SET TASK: Determine how many lines of the records include "fraction", and answer with the number alone.

::: RECORDS TO PROCESS

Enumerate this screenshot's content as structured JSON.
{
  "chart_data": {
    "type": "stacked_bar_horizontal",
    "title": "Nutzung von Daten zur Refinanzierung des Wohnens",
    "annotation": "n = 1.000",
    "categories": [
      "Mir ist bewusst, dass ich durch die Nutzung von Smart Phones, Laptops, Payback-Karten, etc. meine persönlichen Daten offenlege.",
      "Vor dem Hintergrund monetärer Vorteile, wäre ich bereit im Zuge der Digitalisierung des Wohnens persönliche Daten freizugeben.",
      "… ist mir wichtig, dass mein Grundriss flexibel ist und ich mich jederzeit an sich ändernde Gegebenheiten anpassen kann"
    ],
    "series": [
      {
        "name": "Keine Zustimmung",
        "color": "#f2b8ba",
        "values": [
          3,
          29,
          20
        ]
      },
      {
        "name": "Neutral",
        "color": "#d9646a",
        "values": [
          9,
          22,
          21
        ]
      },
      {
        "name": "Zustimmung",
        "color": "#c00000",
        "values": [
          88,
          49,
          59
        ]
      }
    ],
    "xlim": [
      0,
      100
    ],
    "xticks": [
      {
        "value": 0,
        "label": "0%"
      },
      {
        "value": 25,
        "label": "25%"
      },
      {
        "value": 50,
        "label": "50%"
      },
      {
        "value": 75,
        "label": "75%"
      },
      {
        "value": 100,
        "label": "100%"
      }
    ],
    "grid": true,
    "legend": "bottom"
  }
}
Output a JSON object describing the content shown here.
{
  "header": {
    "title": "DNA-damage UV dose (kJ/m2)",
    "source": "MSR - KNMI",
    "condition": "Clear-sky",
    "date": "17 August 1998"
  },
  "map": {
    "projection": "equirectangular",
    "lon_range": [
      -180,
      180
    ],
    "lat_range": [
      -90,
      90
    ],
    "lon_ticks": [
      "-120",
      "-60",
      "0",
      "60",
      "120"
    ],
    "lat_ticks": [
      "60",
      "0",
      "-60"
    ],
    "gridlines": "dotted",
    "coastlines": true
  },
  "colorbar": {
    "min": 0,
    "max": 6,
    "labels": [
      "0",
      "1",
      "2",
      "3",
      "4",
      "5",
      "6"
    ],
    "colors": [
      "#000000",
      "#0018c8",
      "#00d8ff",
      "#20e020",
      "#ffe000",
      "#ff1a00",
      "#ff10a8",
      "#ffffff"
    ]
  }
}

::::::
::: RECORDS TO PROCESS

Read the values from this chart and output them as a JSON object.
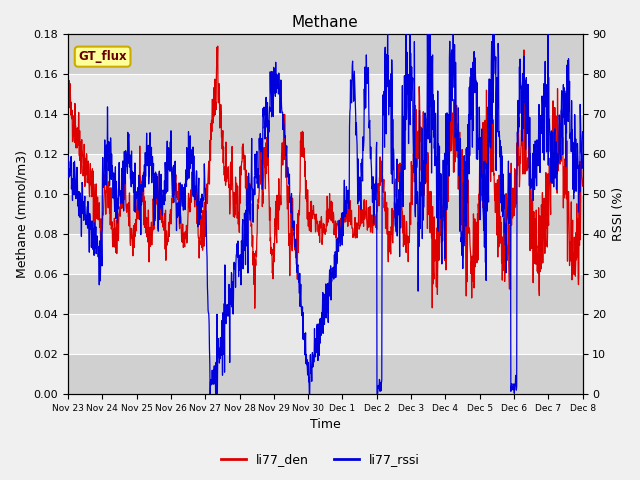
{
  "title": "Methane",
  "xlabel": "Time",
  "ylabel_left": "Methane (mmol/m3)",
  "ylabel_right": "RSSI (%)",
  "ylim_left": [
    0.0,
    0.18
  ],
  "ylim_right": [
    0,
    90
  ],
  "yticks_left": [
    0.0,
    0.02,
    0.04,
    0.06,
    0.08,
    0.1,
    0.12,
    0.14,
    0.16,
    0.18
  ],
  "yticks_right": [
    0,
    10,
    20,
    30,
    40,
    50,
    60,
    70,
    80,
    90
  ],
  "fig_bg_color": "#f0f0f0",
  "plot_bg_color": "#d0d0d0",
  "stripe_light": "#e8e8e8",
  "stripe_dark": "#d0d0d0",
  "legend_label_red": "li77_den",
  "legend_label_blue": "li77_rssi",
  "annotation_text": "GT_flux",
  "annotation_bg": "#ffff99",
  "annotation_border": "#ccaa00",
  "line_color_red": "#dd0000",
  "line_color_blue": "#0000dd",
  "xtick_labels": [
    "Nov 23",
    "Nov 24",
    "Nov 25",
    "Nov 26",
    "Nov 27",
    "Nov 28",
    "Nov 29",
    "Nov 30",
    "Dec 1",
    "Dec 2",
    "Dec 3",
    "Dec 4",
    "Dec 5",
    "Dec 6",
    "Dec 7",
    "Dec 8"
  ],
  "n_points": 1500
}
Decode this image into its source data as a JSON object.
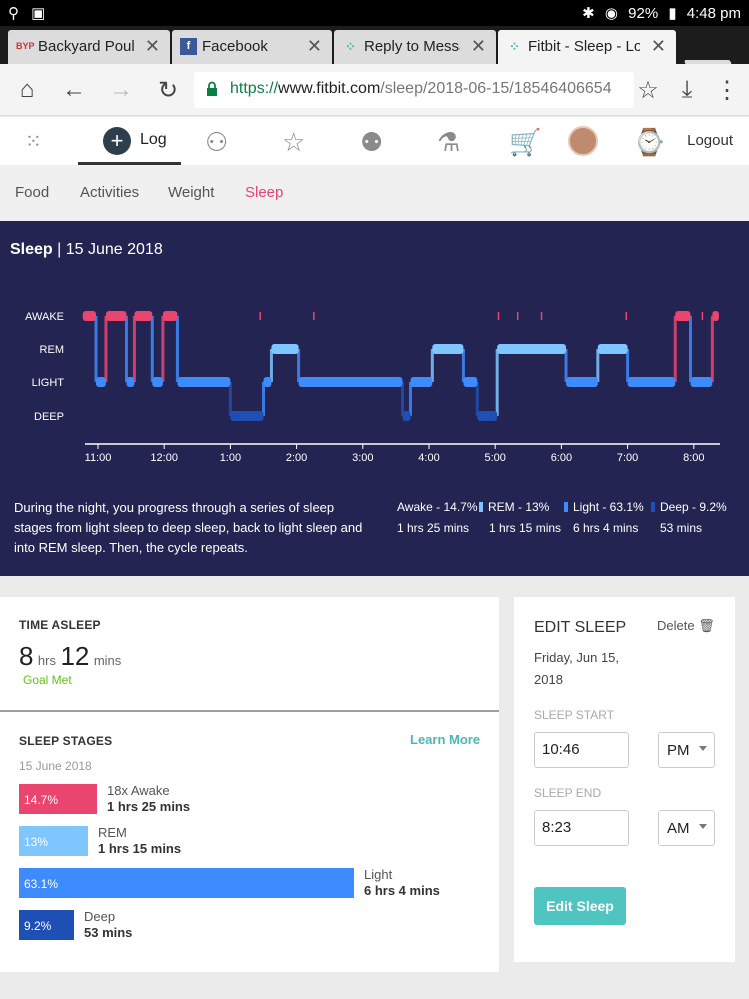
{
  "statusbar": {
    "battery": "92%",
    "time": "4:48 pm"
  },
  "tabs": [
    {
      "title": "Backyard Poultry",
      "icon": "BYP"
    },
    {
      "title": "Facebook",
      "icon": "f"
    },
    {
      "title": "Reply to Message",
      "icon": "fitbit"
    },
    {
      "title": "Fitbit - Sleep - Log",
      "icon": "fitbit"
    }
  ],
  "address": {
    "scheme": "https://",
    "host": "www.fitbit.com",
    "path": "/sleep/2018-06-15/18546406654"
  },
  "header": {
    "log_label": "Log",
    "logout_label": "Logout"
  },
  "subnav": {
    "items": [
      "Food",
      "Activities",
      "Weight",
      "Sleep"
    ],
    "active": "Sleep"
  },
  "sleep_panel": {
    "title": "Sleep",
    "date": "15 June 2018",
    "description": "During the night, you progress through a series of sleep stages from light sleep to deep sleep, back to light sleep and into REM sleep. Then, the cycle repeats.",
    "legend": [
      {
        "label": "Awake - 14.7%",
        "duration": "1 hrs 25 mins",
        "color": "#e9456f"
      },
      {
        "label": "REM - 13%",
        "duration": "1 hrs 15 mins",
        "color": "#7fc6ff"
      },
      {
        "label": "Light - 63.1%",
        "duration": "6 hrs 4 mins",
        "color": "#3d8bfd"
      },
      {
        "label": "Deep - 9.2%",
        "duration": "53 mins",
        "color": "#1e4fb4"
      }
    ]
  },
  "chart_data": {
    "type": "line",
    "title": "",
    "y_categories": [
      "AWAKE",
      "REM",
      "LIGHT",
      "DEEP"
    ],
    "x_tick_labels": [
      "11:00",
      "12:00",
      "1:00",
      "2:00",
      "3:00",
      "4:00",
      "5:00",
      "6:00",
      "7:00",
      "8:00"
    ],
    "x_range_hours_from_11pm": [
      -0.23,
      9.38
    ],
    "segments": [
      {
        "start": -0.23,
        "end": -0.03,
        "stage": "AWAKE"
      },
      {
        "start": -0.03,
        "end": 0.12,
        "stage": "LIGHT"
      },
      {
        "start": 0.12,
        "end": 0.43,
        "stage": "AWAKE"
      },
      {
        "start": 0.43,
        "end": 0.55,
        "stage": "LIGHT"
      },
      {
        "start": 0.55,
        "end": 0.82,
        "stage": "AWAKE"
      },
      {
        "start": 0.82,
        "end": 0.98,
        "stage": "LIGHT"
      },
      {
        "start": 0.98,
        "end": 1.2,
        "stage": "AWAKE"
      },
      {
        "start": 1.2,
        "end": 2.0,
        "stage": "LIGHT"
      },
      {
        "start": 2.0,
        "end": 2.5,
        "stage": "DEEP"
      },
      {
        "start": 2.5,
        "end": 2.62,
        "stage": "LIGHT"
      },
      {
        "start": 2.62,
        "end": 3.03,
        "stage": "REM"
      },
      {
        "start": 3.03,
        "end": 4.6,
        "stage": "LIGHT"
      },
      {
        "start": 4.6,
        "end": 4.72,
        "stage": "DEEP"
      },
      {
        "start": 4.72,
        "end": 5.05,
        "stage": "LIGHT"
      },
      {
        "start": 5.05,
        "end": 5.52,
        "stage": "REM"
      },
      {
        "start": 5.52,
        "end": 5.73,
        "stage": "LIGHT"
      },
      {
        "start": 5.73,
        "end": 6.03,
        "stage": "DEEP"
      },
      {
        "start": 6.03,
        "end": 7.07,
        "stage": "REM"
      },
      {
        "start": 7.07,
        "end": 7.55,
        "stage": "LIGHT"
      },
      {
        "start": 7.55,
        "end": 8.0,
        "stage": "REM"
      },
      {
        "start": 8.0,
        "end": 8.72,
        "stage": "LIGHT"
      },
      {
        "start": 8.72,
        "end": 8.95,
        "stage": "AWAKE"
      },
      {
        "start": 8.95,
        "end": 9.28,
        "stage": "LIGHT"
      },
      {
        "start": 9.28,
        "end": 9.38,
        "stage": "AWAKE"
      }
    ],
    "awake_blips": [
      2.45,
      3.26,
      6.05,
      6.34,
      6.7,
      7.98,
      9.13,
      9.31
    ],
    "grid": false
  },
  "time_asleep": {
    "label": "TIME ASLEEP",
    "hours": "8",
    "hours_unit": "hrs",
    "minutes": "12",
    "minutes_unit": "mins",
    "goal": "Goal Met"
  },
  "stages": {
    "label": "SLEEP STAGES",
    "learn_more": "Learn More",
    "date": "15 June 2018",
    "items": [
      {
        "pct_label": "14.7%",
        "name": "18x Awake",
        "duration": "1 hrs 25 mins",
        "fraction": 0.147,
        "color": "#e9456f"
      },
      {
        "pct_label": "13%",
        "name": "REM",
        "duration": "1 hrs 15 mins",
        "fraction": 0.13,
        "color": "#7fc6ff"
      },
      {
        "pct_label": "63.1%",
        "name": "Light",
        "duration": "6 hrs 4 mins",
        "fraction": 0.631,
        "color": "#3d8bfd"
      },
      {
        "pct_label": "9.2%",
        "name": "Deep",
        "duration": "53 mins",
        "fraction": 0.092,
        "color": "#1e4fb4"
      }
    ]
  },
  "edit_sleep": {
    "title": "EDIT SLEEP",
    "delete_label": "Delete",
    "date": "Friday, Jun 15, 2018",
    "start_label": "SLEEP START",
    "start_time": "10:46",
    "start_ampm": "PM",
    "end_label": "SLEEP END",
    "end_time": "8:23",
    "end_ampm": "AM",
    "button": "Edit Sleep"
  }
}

::::::

EXPECTED ANSWER: 4